__Exercise task__:
Copy each line holding the string "Legal".

__Input__:
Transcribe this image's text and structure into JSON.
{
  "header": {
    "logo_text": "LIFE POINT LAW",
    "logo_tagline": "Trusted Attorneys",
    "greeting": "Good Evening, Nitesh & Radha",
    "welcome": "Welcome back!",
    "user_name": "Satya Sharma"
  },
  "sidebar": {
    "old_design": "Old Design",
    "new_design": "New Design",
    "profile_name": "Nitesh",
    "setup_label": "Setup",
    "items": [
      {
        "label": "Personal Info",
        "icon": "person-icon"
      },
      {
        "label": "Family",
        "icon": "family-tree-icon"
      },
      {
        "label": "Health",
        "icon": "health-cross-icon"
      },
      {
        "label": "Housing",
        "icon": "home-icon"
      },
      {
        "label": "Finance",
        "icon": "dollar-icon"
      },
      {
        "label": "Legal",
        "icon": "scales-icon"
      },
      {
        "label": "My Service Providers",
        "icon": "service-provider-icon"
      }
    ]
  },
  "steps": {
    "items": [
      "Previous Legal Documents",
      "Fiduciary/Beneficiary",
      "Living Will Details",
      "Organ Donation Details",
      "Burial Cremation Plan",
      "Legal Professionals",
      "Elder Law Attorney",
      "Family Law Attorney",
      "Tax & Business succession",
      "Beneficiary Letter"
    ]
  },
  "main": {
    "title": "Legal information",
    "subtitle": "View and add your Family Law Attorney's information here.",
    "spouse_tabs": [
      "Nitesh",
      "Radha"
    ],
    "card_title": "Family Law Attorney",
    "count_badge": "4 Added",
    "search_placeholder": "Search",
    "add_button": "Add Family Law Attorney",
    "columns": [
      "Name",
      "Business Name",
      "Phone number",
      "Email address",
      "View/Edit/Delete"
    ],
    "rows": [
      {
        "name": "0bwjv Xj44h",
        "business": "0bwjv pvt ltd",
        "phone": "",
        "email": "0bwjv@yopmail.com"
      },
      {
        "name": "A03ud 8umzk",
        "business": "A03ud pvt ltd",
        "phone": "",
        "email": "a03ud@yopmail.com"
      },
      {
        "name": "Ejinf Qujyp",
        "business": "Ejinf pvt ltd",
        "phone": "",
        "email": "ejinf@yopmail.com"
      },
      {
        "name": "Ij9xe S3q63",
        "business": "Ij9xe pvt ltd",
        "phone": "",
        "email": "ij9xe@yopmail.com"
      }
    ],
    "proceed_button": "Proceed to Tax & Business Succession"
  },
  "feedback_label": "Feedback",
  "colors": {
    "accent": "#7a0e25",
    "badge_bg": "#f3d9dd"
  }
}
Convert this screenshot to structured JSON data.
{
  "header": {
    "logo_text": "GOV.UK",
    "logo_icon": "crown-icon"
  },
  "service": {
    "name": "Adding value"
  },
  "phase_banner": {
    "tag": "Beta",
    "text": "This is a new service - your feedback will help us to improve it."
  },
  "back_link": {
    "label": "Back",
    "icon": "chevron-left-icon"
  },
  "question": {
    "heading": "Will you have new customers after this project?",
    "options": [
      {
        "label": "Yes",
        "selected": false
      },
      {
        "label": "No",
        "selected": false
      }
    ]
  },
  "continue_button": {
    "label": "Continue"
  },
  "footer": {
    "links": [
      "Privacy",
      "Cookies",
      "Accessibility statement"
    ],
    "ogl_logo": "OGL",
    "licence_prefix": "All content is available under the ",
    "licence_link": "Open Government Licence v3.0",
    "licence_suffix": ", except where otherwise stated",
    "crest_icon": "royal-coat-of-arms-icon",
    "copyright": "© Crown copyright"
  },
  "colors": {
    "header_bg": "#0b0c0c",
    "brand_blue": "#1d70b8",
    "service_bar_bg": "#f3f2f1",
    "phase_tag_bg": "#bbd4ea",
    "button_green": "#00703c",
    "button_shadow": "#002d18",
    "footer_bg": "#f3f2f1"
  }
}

__Task answer__:
        "label": "Legal",
      "Previous Legal Documents",
      "Legal Professionals",
    "title": "Legal information",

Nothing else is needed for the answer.